Go through the listing and write out all of it exactly.

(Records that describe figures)

▬▬▬▬▬▬

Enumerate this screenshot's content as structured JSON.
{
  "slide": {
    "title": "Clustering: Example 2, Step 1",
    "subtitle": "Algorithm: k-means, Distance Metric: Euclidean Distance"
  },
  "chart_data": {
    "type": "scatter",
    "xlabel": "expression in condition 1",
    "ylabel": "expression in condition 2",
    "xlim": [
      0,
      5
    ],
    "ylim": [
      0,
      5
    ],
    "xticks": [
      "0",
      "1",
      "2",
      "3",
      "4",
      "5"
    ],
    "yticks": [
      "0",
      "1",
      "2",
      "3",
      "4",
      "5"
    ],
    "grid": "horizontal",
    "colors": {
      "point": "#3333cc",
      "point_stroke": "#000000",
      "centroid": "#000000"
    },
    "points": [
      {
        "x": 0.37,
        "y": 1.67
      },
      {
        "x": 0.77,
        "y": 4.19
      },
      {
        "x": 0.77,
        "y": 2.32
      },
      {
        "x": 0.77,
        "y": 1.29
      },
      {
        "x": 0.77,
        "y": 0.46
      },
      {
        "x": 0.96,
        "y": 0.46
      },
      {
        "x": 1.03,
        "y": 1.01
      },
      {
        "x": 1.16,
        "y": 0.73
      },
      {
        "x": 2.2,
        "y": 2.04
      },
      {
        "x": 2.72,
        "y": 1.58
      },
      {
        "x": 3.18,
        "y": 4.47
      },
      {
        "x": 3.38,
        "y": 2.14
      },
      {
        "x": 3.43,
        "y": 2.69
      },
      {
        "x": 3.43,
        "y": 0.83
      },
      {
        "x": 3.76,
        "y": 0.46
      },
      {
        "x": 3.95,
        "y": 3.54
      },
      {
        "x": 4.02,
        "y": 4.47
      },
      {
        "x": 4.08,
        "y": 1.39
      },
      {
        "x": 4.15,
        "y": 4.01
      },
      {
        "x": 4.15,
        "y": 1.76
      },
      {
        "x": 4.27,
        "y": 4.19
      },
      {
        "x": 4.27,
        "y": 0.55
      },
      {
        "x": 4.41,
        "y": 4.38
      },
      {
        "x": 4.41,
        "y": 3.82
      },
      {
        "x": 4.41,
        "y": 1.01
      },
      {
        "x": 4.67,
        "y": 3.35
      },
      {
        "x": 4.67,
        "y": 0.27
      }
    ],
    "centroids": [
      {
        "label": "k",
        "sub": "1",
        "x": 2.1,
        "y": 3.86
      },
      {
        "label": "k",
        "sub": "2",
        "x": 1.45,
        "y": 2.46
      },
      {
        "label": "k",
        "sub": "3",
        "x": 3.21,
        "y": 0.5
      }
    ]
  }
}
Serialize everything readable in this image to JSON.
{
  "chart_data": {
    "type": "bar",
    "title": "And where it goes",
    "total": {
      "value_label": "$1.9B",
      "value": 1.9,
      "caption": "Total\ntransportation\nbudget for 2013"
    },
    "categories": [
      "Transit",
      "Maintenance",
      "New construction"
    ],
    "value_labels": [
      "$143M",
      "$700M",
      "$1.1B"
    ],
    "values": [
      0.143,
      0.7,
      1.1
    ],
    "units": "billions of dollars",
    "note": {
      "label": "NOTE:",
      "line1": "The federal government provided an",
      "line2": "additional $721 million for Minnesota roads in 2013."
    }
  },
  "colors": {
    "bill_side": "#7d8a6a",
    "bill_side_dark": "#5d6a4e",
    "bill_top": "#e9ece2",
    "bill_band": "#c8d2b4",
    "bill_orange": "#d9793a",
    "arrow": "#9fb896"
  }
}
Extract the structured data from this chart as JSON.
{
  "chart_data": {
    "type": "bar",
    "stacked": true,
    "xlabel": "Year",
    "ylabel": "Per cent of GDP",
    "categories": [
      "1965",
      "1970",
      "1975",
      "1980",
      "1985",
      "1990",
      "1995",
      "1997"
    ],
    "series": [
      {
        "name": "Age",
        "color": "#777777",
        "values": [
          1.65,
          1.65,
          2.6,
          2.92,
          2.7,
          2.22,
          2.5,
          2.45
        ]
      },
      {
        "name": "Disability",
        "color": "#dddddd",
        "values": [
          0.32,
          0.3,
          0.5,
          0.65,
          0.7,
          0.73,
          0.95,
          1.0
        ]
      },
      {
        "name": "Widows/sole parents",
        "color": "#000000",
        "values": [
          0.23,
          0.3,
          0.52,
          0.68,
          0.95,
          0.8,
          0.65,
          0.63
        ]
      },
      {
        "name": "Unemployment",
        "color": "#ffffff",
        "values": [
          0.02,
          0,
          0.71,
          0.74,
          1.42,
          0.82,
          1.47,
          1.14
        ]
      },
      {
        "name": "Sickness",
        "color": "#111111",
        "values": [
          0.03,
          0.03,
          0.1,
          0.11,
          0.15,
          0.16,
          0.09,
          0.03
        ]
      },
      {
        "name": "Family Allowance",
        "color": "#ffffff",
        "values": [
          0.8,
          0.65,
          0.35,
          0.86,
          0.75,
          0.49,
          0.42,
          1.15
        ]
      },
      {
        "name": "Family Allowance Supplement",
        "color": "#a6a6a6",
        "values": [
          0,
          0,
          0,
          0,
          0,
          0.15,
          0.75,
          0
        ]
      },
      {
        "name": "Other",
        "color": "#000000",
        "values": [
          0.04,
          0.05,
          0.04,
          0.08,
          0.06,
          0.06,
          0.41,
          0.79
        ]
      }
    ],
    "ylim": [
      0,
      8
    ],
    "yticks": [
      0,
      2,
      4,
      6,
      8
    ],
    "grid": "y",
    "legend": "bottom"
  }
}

▬▬▬▬▬▬

* TASK SOLUTION:
Enumerate this screenshot's content as structured JSON.
{
  "slide": {
    "title": "Clustering: Example 2, Step 1",
    "subtitle": "Algorithm: k-means, Distance Metric: Euclidean Distance"
  },
  "chart_data": {
    "type": "scatter",
    "xlabel": "expression in condition 1",
    "ylabel": "expression in condition 2",
    "xlim": [
      0,
      5
    ],
    "ylim": [
      0,
      5
    ],
    "xticks": [
      "0",
      "1",
      "2",
      "3",
      "4",
      "5"
    ],
    "yticks": [
      "0",
      "1",
      "2",
      "3",
      "4",
      "5"
    ],
    "grid": "horizontal",
    "colors": {
      "point": "#3333cc",
      "point_stroke": "#000000",
      "centroid": "#000000"
    },
    "points": [
      {
        "x": 0.37,
        "y": 1.67
      },
      {
        "x": 0.77,
        "y": 4.19
      },
      {
        "x": 0.77,
        "y": 2.32
      },
      {
        "x": 0.77,
        "y": 1.29
      },
      {
        "x": 0.77,
        "y": 0.46
      },
      {
        "x": 0.96,
        "y": 0.46
      },
      {
        "x": 1.03,
        "y": 1.01
      },
      {
        "x": 1.16,
        "y": 0.73
      },
      {
        "x": 2.2,
        "y": 2.04
      },
      {
        "x": 2.72,
        "y": 1.58
      },
      {
        "x": 3.18,
        "y": 4.47
      },
      {
        "x": 3.38,
        "y": 2.14
      },
      {
        "x": 3.43,
        "y": 2.69
      },
      {
        "x": 3.43,
        "y": 0.83
      },
      {
        "x": 3.76,
        "y": 0.46
      },
      {
        "x": 3.95,
        "y": 3.54
      },
      {
        "x": 4.02,
        "y": 4.47
      },
      {
        "x": 4.08,
        "y": 1.39
      },
      {
        "x": 4.15,
        "y": 4.01
      },
      {
        "x": 4.15,
        "y": 1.76
      },
      {
        "x": 4.27,
        "y": 4.19
      },
      {
        "x": 4.27,
        "y": 0.55
      },
      {
        "x": 4.41,
        "y": 4.38
      },
      {
        "x": 4.41,
        "y": 3.82
      },
      {
        "x": 4.41,
        "y": 1.01
      },
      {
        "x": 4.67,
        "y": 3.35
      },
      {
        "x": 4.67,
        "y": 0.27
      }
    ],
    "centroids": [
      {
        "label": "k",
        "sub": "1",
        "x": 2.1,
        "y": 3.86
      },
      {
        "label": "k",
        "sub": "2",
        "x": 1.45,
        "y": 2.46
      },
      {
        "label": "k",
        "sub": "3",
        "x": 3.21,
        "y": 0.5
      }
    ]
  }
}
Serialize everything readable in this image to JSON.
{
  "chart_data": {
    "type": "bar",
    "title": "And where it goes",
    "total": {
      "value_label": "$1.9B",
      "value": 1.9,
      "caption": "Total\ntransportation\nbudget for 2013"
    },
    "categories": [
      "Transit",
      "Maintenance",
      "New construction"
    ],
    "value_labels": [
      "$143M",
      "$700M",
      "$1.1B"
    ],
    "values": [
      0.143,
      0.7,
      1.1
    ],
    "units": "billions of dollars",
    "note": {
      "label": "NOTE:",
      "line1": "The federal government provided an",
      "line2": "additional $721 million for Minnesota roads in 2013."
    }
  },
  "colors": {
    "bill_side": "#7d8a6a",
    "bill_side_dark": "#5d6a4e",
    "bill_top": "#e9ece2",
    "bill_band": "#c8d2b4",
    "bill_orange": "#d9793a",
    "arrow": "#9fb896"
  }
}
Extract the structured data from this chart as JSON.
{
  "chart_data": {
    "type": "bar",
    "stacked": true,
    "xlabel": "Year",
    "ylabel": "Per cent of GDP",
    "categories": [
      "1965",
      "1970",
      "1975",
      "1980",
      "1985",
      "1990",
      "1995",
      "1997"
    ],
    "series": [
      {
        "name": "Age",
        "color": "#777777",
        "values": [
          1.65,
          1.65,
          2.6,
          2.92,
          2.7,
          2.22,
          2.5,
          2.45
        ]
      },
      {
        "name": "Disability",
        "color": "#dddddd",
        "values": [
          0.32,
          0.3,
          0.5,
          0.65,
          0.7,
          0.73,
          0.95,
          1.0
        ]
      },
      {
        "name": "Widows/sole parents",
        "color": "#000000",
        "values": [
          0.23,
          0.3,
          0.52,
          0.68,
          0.95,
          0.8,
          0.65,
          0.63
        ]
      },
      {
        "name": "Unemployment",
        "color": "#ffffff",
        "values": [
          0.02,
          0,
          0.71,
          0.74,
          1.42,
          0.82,
          1.47,
          1.14
        ]
      },
      {
        "name": "Sickness",
        "color": "#111111",
        "values": [
          0.03,
          0.03,
          0.1,
          0.11,
          0.15,
          0.16,
          0.09,
          0.03
        ]
      },
      {
        "name": "Family Allowance",
        "color": "#ffffff",
        "values": [
          0.8,
          0.65,
          0.35,
          0.86,
          0.75,
          0.49,
          0.42,
          1.15
        ]
      },
      {
        "name": "Family Allowance Supplement",
        "color": "#a6a6a6",
        "values": [
          0,
          0,
          0,
          0,
          0,
          0.15,
          0.75,
          0
        ]
      },
      {
        "name": "Other",
        "color": "#000000",
        "values": [
          0.04,
          0.05,
          0.04,
          0.08,
          0.06,
          0.06,
          0.41,
          0.79
        ]
      }
    ],
    "ylim": [
      0,
      8
    ],
    "yticks": [
      0,
      2,
      4,
      6,
      8
    ],
    "grid": "y",
    "legend": "bottom"
  }
}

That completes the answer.